Ändere in allen folgenden Einträgen „cell-nombre“ zu „cell-vorname“ und gib sie sonst unverändert wieder.

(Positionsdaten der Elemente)
▼

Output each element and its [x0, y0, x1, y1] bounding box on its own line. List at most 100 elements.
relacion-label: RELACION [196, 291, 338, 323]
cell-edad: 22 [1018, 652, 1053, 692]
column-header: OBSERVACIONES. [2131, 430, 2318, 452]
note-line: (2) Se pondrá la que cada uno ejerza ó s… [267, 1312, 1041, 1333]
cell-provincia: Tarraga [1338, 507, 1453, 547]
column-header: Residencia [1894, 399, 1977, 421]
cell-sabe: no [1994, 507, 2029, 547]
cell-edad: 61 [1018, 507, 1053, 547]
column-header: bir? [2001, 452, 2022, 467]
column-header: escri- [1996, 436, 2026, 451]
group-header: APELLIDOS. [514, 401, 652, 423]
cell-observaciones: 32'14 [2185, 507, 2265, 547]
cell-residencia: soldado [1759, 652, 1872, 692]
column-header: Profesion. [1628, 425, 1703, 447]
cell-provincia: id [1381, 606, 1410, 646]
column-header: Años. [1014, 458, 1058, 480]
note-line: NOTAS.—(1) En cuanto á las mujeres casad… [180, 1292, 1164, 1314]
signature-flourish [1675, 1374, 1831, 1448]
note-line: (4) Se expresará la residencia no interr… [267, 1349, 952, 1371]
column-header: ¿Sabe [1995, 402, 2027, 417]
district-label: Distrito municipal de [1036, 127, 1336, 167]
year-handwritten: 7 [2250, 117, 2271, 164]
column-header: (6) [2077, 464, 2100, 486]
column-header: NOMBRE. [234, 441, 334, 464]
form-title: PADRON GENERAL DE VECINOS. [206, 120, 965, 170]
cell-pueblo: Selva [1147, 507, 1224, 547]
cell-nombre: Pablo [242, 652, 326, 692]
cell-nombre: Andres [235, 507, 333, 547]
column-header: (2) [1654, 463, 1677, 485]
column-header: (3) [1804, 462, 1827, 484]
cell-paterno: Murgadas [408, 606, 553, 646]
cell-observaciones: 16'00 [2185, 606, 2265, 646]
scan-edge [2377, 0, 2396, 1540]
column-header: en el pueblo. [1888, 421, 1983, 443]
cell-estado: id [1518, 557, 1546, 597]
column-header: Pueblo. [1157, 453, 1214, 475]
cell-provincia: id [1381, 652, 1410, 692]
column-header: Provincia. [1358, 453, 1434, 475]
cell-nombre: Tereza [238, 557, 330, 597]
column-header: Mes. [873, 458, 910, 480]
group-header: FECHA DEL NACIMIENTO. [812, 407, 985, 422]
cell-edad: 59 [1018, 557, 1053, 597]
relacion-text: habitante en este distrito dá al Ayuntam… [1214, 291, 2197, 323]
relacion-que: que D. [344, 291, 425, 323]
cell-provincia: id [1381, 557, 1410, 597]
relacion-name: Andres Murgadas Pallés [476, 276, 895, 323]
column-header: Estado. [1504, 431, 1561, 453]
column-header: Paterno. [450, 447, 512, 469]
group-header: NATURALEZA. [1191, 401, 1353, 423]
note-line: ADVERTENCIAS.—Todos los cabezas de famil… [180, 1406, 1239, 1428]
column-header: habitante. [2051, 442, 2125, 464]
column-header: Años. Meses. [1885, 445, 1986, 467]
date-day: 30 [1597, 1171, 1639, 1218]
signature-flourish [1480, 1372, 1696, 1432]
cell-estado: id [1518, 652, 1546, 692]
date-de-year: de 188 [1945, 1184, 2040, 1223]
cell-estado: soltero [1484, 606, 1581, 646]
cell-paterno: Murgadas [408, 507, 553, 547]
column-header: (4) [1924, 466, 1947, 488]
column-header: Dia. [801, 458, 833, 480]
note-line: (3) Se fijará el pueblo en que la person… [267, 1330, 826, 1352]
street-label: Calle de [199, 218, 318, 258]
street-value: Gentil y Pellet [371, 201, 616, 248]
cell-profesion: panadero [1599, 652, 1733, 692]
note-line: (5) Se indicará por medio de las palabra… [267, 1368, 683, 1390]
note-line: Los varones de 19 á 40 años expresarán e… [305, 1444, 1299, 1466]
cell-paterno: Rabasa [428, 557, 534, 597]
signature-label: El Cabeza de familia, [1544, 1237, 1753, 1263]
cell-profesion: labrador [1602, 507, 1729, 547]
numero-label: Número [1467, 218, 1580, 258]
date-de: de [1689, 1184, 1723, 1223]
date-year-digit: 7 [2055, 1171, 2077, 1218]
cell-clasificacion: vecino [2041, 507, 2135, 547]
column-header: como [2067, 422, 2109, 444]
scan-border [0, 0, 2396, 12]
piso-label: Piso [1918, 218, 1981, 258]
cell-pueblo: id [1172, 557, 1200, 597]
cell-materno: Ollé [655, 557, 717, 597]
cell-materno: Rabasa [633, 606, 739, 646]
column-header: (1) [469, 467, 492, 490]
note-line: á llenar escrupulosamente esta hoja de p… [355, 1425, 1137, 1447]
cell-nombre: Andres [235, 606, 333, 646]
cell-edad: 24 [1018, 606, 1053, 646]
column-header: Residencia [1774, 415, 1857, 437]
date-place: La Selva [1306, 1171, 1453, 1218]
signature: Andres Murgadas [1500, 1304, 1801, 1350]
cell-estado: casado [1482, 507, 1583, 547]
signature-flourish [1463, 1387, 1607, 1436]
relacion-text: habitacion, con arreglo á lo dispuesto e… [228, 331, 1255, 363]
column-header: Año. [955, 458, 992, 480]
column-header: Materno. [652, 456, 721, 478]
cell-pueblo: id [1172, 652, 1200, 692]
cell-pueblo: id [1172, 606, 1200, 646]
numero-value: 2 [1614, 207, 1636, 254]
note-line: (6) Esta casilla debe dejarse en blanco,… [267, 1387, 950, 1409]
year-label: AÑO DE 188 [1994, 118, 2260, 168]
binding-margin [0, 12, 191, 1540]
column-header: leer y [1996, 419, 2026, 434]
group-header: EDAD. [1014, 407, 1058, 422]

▲

**Lösung**
Output each element and its [x0, y0, x1, y1] bounding box on its own line. List at most 100 elements.
relacion-label: RELACION [196, 291, 338, 323]
cell-edad: 22 [1018, 652, 1053, 692]
column-header: OBSERVACIONES. [2131, 430, 2318, 452]
note-line: (2) Se pondrá la que cada uno ejerza ó s… [267, 1312, 1041, 1333]
cell-provincia: Tarraga [1338, 507, 1453, 547]
column-header: Residencia [1894, 399, 1977, 421]
cell-sabe: no [1994, 507, 2029, 547]
cell-edad: 61 [1018, 507, 1053, 547]
column-header: bir? [2001, 452, 2022, 467]
column-header: escri- [1996, 436, 2026, 451]
group-header: APELLIDOS. [514, 401, 652, 423]
cell-observaciones: 32'14 [2185, 507, 2265, 547]
cell-residencia: soldado [1759, 652, 1872, 692]
column-header: Profesion. [1628, 425, 1703, 447]
cell-provincia: id [1381, 606, 1410, 646]
column-header: Años. [1014, 458, 1058, 480]
note-line: NOTAS.—(1) En cuanto á las mujeres casad… [180, 1292, 1164, 1314]
signature-flourish [1675, 1374, 1831, 1448]
note-line: (4) Se expresará la residencia no interr… [267, 1349, 952, 1371]
column-header: ¿Sabe [1995, 402, 2027, 417]
district-label: Distrito municipal de [1036, 127, 1336, 167]
year-handwritten: 7 [2250, 117, 2271, 164]
column-header: (6) [2077, 464, 2100, 486]
column-header: NOMBRE. [234, 441, 334, 464]
form-title: PADRON GENERAL DE VECINOS. [206, 120, 965, 170]
cell-pueblo: Selva [1147, 507, 1224, 547]
cell-vorname: Pablo [242, 652, 326, 692]
cell-vorname: Andres [235, 507, 333, 547]
column-header: (2) [1654, 463, 1677, 485]
column-header: (3) [1804, 462, 1827, 484]
cell-paterno: Murgadas [408, 606, 553, 646]
cell-observaciones: 16'00 [2185, 606, 2265, 646]
scan-edge [2377, 0, 2396, 1540]
column-header: en el pueblo. [1888, 421, 1983, 443]
cell-estado: id [1518, 557, 1546, 597]
column-header: Pueblo. [1157, 453, 1214, 475]
cell-provincia: id [1381, 652, 1410, 692]
column-header: Provincia. [1358, 453, 1434, 475]
cell-vorname: Tereza [238, 557, 330, 597]
column-header: Mes. [873, 458, 910, 480]
group-header: FECHA DEL NACIMIENTO. [812, 407, 985, 422]
cell-edad: 59 [1018, 557, 1053, 597]
relacion-text: habitante en este distrito dá al Ayuntam… [1214, 291, 2197, 323]
relacion-que: que D. [344, 291, 425, 323]
cell-provincia: id [1381, 557, 1410, 597]
relacion-name: Andres Murgadas Pallés [476, 276, 895, 323]
column-header: Estado. [1504, 431, 1561, 453]
column-header: Paterno. [450, 447, 512, 469]
group-header: NATURALEZA. [1191, 401, 1353, 423]
note-line: ADVERTENCIAS.—Todos los cabezas de famil… [180, 1406, 1239, 1428]
column-header: habitante. [2051, 442, 2125, 464]
column-header: Años. Meses. [1885, 445, 1986, 467]
date-day: 30 [1597, 1171, 1639, 1218]
signature-flourish [1480, 1372, 1696, 1432]
cell-estado: id [1518, 652, 1546, 692]
date-de-year: de 188 [1945, 1184, 2040, 1223]
cell-estado: soltero [1484, 606, 1581, 646]
cell-paterno: Murgadas [408, 507, 553, 547]
column-header: (4) [1924, 466, 1947, 488]
column-header: Dia. [801, 458, 833, 480]
note-line: (3) Se fijará el pueblo en que la person… [267, 1330, 826, 1352]
street-label: Calle de [199, 218, 318, 258]
street-value: Gentil y Pellet [371, 201, 616, 248]
cell-profesion: panadero [1599, 652, 1733, 692]
note-line: (5) Se indicará por medio de las palabra… [267, 1368, 683, 1390]
note-line: Los varones de 19 á 40 años expresarán e… [305, 1444, 1299, 1466]
cell-paterno: Rabasa [428, 557, 534, 597]
signature-label: El Cabeza de familia, [1544, 1237, 1753, 1263]
cell-profesion: labrador [1602, 507, 1729, 547]
numero-label: Número [1467, 218, 1580, 258]
date-de: de [1689, 1184, 1723, 1223]
date-year-digit: 7 [2055, 1171, 2077, 1218]
cell-clasificacion: vecino [2041, 507, 2135, 547]
column-header: como [2067, 422, 2109, 444]
scan-border [0, 0, 2396, 12]
piso-label: Piso [1918, 218, 1981, 258]
cell-pueblo: id [1172, 557, 1200, 597]
cell-materno: Ollé [655, 557, 717, 597]
cell-materno: Rabasa [633, 606, 739, 646]
column-header: (1) [469, 467, 492, 490]
note-line: á llenar escrupulosamente esta hoja de p… [355, 1425, 1137, 1447]
cell-vorname: Andres [235, 606, 333, 646]
cell-edad: 24 [1018, 606, 1053, 646]
column-header: Residencia [1774, 415, 1857, 437]
date-place: La Selva [1306, 1171, 1453, 1218]
signature: Andres Murgadas [1500, 1304, 1801, 1350]
cell-estado: casado [1482, 507, 1583, 547]
signature-flourish [1463, 1387, 1607, 1436]
relacion-text: habitacion, con arreglo á lo dispuesto e… [228, 331, 1255, 363]
column-header: Año. [955, 458, 992, 480]
column-header: Materno. [652, 456, 721, 478]
cell-pueblo: id [1172, 652, 1200, 692]
cell-pueblo: id [1172, 606, 1200, 646]
numero-value: 2 [1614, 207, 1636, 254]
note-line: (6) Esta casilla debe dejarse en blanco,… [267, 1387, 950, 1409]
year-label: AÑO DE 188 [1994, 118, 2260, 168]
binding-margin [0, 12, 191, 1540]
column-header: leer y [1996, 419, 2026, 434]
group-header: EDAD. [1014, 407, 1058, 422]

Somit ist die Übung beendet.